[START]

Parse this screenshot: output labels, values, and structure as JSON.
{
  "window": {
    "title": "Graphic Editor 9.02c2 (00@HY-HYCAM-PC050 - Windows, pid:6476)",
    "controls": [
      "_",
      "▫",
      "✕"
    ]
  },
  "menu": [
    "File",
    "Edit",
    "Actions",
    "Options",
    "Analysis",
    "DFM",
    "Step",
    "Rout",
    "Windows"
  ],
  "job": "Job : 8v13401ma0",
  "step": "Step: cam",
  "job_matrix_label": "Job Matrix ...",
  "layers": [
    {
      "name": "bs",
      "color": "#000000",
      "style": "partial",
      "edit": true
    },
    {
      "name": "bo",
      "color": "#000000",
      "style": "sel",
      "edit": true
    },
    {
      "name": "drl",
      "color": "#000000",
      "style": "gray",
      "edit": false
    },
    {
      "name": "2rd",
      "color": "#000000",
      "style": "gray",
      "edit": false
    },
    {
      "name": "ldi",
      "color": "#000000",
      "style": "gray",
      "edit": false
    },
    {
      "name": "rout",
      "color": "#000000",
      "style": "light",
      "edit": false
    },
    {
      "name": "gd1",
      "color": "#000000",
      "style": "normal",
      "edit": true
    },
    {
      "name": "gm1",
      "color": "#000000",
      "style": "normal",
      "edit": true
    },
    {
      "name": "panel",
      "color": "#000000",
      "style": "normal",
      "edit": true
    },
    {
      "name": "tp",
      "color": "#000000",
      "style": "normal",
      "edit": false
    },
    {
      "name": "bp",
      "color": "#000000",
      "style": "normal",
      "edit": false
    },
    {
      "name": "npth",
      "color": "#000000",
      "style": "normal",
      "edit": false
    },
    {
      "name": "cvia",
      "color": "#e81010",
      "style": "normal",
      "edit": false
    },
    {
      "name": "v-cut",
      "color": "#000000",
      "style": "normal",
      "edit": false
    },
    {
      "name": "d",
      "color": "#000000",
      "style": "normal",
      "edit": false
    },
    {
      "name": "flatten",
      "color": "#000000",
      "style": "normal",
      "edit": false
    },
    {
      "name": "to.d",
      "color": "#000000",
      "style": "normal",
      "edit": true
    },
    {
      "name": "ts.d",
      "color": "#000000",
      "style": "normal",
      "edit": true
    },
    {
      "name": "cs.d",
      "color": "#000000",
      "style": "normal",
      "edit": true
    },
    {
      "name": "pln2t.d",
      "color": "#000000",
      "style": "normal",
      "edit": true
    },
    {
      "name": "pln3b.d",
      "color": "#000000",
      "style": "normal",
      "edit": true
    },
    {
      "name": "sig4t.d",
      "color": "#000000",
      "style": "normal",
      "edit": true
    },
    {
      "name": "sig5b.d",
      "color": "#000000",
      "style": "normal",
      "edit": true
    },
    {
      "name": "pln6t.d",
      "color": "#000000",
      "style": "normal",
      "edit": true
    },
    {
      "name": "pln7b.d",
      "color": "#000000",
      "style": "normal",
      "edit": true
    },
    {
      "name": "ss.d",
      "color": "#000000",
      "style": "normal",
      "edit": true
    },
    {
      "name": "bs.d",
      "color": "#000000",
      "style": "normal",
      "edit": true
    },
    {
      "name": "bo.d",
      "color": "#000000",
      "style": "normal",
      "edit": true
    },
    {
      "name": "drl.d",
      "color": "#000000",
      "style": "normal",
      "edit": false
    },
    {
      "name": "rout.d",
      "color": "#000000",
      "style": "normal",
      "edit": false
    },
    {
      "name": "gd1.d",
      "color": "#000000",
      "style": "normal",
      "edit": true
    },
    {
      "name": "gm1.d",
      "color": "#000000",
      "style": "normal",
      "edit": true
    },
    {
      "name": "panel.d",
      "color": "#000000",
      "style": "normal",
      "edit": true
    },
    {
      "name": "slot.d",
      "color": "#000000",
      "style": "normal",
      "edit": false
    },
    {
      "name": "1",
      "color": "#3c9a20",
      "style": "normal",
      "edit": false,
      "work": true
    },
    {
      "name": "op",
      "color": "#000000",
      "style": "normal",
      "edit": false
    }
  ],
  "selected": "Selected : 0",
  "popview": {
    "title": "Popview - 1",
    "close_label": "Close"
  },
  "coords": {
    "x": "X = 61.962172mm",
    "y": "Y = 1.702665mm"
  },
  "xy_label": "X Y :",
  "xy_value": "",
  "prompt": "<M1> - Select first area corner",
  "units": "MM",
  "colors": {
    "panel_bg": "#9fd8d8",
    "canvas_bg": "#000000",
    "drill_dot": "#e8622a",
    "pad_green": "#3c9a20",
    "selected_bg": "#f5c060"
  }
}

[END]

*Given task*
Repeat the preceding lines exactly, please, every one of them.

*Written answer*
Parse this screenshot: output labels, values, and structure as JSON.
{
  "window": {
    "title": "Graphic Editor 9.02c2 (00@HY-HYCAM-PC050 - Windows, pid:6476)",
    "controls": [
      "_",
      "▫",
      "✕"
    ]
  },
  "menu": [
    "File",
    "Edit",
    "Actions",
    "Options",
    "Analysis",
    "DFM",
    "Step",
    "Rout",
    "Windows"
  ],
  "job": "Job : 8v13401ma0",
  "step": "Step: cam",
  "job_matrix_label": "Job Matrix ...",
  "layers": [
    {
      "name": "bs",
      "color": "#000000",
      "style": "partial",
      "edit": true
    },
    {
      "name": "bo",
      "color": "#000000",
      "style": "sel",
      "edit": true
    },
    {
      "name": "drl",
      "color": "#000000",
      "style": "gray",
      "edit": false
    },
    {
      "name": "2rd",
      "color": "#000000",
      "style": "gray",
      "edit": false
    },
    {
      "name": "ldi",
      "color": "#000000",
      "style": "gray",
      "edit": false
    },
    {
      "name": "rout",
      "color": "#000000",
      "style": "light",
      "edit": false
    },
    {
      "name": "gd1",
      "color": "#000000",
      "style": "normal",
      "edit": true
    },
    {
      "name": "gm1",
      "color": "#000000",
      "style": "normal",
      "edit": true
    },
    {
      "name": "panel",
      "color": "#000000",
      "style": "normal",
      "edit": true
    },
    {
      "name": "tp",
      "color": "#000000",
      "style": "normal",
      "edit": false
    },
    {
      "name": "bp",
      "color": "#000000",
      "style": "normal",
      "edit": false
    },
    {
      "name": "npth",
      "color": "#000000",
      "style": "normal",
      "edit": false
    },
    {
      "name": "cvia",
      "color": "#e81010",
      "style": "normal",
      "edit": false
    },
    {
      "name": "v-cut",
      "color": "#000000",
      "style": "normal",
      "edit": false
    },
    {
      "name": "d",
      "color": "#000000",
      "style": "normal",
      "edit": false
    },
    {
      "name": "flatten",
      "color": "#000000",
      "style": "normal",
      "edit": false
    },
    {
      "name": "to.d",
      "color": "#000000",
      "style": "normal",
      "edit": true
    },
    {
      "name": "ts.d",
      "color": "#000000",
      "style": "normal",
      "edit": true
    },
    {
      "name": "cs.d",
      "color": "#000000",
      "style": "normal",
      "edit": true
    },
    {
      "name": "pln2t.d",
      "color": "#000000",
      "style": "normal",
      "edit": true
    },
    {
      "name": "pln3b.d",
      "color": "#000000",
      "style": "normal",
      "edit": true
    },
    {
      "name": "sig4t.d",
      "color": "#000000",
      "style": "normal",
      "edit": true
    },
    {
      "name": "sig5b.d",
      "color": "#000000",
      "style": "normal",
      "edit": true
    },
    {
      "name": "pln6t.d",
      "color": "#000000",
      "style": "normal",
      "edit": true
    },
    {
      "name": "pln7b.d",
      "color": "#000000",
      "style": "normal",
      "edit": true
    },
    {
      "name": "ss.d",
      "color": "#000000",
      "style": "normal",
      "edit": true
    },
    {
      "name": "bs.d",
      "color": "#000000",
      "style": "normal",
      "edit": true
    },
    {
      "name": "bo.d",
      "color": "#000000",
      "style": "normal",
      "edit": true
    },
    {
      "name": "drl.d",
      "color": "#000000",
      "style": "normal",
      "edit": false
    },
    {
      "name": "rout.d",
      "color": "#000000",
      "style": "normal",
      "edit": false
    },
    {
      "name": "gd1.d",
      "color": "#000000",
      "style": "normal",
      "edit": true
    },
    {
      "name": "gm1.d",
      "color": "#000000",
      "style": "normal",
      "edit": true
    },
    {
      "name": "panel.d",
      "color": "#000000",
      "style": "normal",
      "edit": true
    },
    {
      "name": "slot.d",
      "color": "#000000",
      "style": "normal",
      "edit": false
    },
    {
      "name": "1",
      "color": "#3c9a20",
      "style": "normal",
      "edit": false,
      "work": true
    },
    {
      "name": "op",
      "color": "#000000",
      "style": "normal",
      "edit": false
    }
  ],
  "selected": "Selected : 0",
  "popview": {
    "title": "Popview - 1",
    "close_label": "Close"
  },
  "coords": {
    "x": "X = 61.962172mm",
    "y": "Y = 1.702665mm"
  },
  "xy_label": "X Y :",
  "xy_value": "",
  "prompt": "<M1> - Select first area corner",
  "units": "MM",
  "colors": {
    "panel_bg": "#9fd8d8",
    "canvas_bg": "#000000",
    "drill_dot": "#e8622a",
    "pad_green": "#3c9a20",
    "selected_bg": "#f5c060"
  }
}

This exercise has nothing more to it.